Data records>

-------------------------

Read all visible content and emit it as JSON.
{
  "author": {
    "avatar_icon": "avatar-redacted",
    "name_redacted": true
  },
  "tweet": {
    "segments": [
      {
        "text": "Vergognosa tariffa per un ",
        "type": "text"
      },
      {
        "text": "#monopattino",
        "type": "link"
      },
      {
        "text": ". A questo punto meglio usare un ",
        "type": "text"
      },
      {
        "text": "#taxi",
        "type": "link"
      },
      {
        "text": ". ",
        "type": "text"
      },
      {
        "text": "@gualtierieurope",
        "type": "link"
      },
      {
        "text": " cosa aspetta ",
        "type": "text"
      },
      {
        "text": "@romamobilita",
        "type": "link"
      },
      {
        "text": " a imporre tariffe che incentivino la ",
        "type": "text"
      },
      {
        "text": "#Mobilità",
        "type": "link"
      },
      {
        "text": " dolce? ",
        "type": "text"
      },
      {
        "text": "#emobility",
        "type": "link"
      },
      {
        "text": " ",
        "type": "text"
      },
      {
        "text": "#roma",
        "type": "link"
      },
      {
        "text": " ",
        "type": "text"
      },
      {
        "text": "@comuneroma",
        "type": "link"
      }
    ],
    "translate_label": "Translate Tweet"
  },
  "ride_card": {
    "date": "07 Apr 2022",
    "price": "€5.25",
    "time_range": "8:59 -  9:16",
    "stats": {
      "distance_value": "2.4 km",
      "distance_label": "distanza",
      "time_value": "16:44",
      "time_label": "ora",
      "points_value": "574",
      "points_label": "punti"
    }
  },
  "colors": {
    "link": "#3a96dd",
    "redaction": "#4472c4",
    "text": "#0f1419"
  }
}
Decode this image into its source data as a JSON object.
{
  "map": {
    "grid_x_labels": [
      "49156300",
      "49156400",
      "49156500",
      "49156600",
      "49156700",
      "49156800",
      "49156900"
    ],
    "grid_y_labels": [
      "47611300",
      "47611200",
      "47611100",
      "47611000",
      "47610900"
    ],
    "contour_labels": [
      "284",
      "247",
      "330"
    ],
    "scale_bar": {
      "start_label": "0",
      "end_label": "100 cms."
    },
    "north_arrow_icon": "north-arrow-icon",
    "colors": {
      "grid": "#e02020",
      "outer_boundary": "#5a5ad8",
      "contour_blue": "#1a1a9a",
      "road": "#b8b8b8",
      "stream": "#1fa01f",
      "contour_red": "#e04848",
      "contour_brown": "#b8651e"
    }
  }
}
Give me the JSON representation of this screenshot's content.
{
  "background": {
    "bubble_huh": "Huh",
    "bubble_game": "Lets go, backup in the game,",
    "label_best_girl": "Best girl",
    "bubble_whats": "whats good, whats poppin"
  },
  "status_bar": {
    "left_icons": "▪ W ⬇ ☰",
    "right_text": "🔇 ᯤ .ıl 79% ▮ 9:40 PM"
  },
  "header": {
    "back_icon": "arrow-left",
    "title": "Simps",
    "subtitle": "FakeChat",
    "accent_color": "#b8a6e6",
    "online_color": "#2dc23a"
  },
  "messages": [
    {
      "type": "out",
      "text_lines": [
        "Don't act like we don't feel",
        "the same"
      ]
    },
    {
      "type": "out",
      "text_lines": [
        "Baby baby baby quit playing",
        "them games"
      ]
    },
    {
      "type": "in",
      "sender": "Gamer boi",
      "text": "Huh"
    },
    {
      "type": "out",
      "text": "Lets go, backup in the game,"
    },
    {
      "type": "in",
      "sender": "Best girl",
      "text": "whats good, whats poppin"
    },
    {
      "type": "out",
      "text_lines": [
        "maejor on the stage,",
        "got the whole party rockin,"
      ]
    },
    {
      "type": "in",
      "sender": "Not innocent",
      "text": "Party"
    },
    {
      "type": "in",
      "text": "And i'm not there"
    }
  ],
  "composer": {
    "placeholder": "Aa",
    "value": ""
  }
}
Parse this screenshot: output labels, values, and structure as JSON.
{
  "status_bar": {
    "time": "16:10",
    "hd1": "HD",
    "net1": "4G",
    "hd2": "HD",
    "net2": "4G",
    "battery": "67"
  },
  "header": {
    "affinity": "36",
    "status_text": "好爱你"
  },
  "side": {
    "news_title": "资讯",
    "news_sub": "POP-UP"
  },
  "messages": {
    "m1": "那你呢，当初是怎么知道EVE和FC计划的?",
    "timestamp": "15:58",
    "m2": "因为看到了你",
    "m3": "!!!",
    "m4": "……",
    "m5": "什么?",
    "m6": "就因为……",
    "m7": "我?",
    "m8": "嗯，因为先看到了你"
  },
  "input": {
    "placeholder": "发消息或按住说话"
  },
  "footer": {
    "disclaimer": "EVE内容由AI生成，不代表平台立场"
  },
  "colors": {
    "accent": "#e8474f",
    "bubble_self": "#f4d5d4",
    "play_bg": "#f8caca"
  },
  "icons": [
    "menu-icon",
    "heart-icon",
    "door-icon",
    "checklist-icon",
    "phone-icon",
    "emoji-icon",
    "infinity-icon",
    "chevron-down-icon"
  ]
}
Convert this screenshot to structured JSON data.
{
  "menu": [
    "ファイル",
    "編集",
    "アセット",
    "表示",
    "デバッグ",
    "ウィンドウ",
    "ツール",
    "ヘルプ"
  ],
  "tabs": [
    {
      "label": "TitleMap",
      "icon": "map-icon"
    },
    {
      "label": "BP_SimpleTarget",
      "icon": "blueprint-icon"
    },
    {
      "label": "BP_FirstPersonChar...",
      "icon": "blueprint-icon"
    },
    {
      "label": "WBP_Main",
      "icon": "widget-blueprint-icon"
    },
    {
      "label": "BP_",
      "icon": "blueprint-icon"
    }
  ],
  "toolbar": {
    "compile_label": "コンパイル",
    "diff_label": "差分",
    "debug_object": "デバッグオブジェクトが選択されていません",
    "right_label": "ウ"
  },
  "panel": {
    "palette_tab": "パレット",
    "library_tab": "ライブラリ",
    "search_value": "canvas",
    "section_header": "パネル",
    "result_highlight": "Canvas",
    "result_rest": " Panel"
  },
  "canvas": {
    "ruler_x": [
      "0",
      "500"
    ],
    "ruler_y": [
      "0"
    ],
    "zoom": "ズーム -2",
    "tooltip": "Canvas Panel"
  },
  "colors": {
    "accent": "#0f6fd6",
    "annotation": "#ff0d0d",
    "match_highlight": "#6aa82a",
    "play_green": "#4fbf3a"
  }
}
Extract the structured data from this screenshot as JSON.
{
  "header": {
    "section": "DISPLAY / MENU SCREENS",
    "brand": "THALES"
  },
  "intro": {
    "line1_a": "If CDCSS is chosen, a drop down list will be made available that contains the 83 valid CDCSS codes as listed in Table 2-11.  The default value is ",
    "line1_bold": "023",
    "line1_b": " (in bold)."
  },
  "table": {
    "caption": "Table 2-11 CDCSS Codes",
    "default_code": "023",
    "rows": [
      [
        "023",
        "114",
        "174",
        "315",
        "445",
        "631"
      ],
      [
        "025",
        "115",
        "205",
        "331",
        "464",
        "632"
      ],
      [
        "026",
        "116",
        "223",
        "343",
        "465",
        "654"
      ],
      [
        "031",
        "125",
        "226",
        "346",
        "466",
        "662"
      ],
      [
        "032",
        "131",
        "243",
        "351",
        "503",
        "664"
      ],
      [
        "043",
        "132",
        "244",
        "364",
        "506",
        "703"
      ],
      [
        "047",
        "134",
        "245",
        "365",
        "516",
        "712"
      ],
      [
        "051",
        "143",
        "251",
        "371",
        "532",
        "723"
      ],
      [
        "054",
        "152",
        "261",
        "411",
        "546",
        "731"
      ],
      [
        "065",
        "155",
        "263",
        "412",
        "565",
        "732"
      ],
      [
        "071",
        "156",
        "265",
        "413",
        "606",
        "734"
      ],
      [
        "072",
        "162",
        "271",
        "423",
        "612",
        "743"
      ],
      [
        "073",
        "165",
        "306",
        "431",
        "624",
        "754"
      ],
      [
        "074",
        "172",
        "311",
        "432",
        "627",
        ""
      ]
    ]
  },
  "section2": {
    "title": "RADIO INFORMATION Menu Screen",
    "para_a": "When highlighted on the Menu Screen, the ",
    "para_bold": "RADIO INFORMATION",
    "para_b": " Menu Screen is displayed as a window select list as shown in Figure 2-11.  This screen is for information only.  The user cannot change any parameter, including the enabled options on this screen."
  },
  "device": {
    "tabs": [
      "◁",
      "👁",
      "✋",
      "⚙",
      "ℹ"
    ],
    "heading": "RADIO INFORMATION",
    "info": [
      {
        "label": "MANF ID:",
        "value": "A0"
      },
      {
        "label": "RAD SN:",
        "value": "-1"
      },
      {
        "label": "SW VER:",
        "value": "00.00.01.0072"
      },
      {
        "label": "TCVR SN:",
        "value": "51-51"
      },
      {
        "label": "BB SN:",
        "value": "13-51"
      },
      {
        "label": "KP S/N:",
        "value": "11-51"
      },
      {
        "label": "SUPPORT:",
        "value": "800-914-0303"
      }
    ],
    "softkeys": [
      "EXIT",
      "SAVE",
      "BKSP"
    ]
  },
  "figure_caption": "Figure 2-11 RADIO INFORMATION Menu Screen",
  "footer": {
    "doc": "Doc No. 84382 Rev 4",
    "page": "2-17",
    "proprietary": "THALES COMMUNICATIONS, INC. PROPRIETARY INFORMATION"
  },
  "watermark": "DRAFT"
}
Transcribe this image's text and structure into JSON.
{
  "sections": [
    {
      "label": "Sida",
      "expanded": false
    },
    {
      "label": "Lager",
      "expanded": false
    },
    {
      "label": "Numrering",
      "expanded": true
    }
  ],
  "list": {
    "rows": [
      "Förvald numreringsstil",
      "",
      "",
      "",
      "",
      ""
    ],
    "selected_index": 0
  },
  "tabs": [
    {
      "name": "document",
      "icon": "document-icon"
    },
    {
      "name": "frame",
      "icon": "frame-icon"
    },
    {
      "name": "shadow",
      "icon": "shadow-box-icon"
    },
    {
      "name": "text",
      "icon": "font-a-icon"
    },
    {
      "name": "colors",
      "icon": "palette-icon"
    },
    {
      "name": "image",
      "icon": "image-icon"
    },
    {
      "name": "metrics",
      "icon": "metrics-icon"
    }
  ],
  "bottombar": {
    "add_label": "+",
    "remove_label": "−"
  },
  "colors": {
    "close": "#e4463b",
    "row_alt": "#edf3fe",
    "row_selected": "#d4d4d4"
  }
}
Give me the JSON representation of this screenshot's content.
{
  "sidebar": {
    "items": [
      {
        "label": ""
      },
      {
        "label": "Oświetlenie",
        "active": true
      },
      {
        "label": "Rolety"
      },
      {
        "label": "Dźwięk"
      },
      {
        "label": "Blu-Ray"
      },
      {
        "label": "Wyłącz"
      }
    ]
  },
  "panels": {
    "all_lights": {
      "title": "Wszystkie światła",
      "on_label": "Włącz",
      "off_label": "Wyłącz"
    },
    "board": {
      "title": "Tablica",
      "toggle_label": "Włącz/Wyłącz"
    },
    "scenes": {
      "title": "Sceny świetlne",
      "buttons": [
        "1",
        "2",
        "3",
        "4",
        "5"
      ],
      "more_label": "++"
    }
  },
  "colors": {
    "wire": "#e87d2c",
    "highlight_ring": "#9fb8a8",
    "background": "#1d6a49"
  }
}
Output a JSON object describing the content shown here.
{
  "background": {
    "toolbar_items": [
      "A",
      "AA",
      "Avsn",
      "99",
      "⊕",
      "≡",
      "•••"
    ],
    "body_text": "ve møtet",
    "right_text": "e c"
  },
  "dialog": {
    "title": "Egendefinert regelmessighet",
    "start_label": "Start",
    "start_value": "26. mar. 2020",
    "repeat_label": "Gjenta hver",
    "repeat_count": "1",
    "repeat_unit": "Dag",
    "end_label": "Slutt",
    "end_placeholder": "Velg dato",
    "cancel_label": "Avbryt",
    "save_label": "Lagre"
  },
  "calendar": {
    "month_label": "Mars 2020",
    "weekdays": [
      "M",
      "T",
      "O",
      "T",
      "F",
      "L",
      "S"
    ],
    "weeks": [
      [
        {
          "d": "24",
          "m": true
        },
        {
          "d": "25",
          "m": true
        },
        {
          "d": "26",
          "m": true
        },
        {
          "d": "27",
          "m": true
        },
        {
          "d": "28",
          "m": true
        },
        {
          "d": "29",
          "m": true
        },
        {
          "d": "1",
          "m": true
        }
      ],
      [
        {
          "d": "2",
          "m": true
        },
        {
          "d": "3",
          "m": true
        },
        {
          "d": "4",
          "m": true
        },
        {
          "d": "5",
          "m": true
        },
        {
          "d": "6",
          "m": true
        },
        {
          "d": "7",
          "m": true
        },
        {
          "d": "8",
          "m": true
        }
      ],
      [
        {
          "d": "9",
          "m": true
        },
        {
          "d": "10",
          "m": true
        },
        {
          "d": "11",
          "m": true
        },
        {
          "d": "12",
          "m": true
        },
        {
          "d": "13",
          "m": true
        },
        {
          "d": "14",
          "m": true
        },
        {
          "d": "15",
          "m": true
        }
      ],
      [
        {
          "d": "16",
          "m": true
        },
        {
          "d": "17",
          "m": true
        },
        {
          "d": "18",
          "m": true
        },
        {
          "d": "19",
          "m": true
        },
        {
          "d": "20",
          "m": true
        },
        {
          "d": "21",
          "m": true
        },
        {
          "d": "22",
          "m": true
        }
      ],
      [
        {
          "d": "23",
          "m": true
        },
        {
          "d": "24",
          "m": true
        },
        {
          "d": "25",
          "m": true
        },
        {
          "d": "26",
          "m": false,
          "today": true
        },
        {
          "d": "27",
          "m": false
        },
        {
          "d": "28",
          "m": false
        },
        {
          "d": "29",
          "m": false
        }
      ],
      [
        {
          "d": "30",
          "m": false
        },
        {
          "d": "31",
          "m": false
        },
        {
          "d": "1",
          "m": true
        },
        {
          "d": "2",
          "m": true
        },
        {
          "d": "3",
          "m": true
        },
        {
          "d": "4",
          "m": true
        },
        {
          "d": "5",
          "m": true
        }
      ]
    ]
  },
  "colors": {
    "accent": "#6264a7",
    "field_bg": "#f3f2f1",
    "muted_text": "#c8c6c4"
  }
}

-------------------------

TASK DETAILS>
Give only a number: how many lines of the data hold the string "structured"?

WRITTEN SOLUTION>
2